| Provided data |
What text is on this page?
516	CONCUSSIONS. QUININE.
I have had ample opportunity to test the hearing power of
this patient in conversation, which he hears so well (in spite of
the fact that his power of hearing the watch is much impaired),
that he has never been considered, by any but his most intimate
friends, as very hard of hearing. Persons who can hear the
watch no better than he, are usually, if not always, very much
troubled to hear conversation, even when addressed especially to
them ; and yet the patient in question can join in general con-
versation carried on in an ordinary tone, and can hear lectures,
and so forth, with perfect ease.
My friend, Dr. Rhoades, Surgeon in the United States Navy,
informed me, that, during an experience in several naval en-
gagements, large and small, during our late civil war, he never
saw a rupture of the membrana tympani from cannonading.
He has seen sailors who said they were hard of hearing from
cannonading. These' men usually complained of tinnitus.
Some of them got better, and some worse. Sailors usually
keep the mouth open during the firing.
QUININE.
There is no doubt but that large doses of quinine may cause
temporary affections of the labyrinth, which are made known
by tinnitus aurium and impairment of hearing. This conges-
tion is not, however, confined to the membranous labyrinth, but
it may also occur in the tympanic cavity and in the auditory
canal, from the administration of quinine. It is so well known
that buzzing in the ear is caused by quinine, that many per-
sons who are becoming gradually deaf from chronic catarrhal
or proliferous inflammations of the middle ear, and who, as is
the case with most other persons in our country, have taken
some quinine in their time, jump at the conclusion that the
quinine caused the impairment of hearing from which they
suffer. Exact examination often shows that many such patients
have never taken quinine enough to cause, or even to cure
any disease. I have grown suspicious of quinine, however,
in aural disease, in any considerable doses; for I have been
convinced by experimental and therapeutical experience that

| What to produce |
Write the listing out again, matching every line exactly.

| Output for this exercise |
What text is on this page?
516	CONCUSSIONS. QUININE.
I have had ample opportunity to test the hearing power of
this patient in conversation, which he hears so well (in spite of
the fact that his power of hearing the watch is much impaired),
that he has never been considered, by any but his most intimate
friends, as very hard of hearing. Persons who can hear the
watch no better than he, are usually, if not always, very much
troubled to hear conversation, even when addressed especially to
them ; and yet the patient in question can join in general con-
versation carried on in an ordinary tone, and can hear lectures,
and so forth, with perfect ease.
My friend, Dr. Rhoades, Surgeon in the United States Navy,
informed me, that, during an experience in several naval en-
gagements, large and small, during our late civil war, he never
saw a rupture of the membrana tympani from cannonading.
He has seen sailors who said they were hard of hearing from
cannonading. These' men usually complained of tinnitus.
Some of them got better, and some worse. Sailors usually
keep the mouth open during the firing.
QUININE.
There is no doubt but that large doses of quinine may cause
temporary affections of the labyrinth, which are made known
by tinnitus aurium and impairment of hearing. This conges-
tion is not, however, confined to the membranous labyrinth, but
it may also occur in the tympanic cavity and in the auditory
canal, from the administration of quinine. It is so well known
that buzzing in the ear is caused by quinine, that many per-
sons who are becoming gradually deaf from chronic catarrhal
or proliferous inflammations of the middle ear, and who, as is
the case with most other persons in our country, have taken
some quinine in their time, jump at the conclusion that the
quinine caused the impairment of hearing from which they
suffer. Exact examination often shows that many such patients
have never taken quinine enough to cause, or even to cure
any disease. I have grown suspicious of quinine, however,
in aural disease, in any considerable doses; for I have been
convinced by experimental and therapeutical experience that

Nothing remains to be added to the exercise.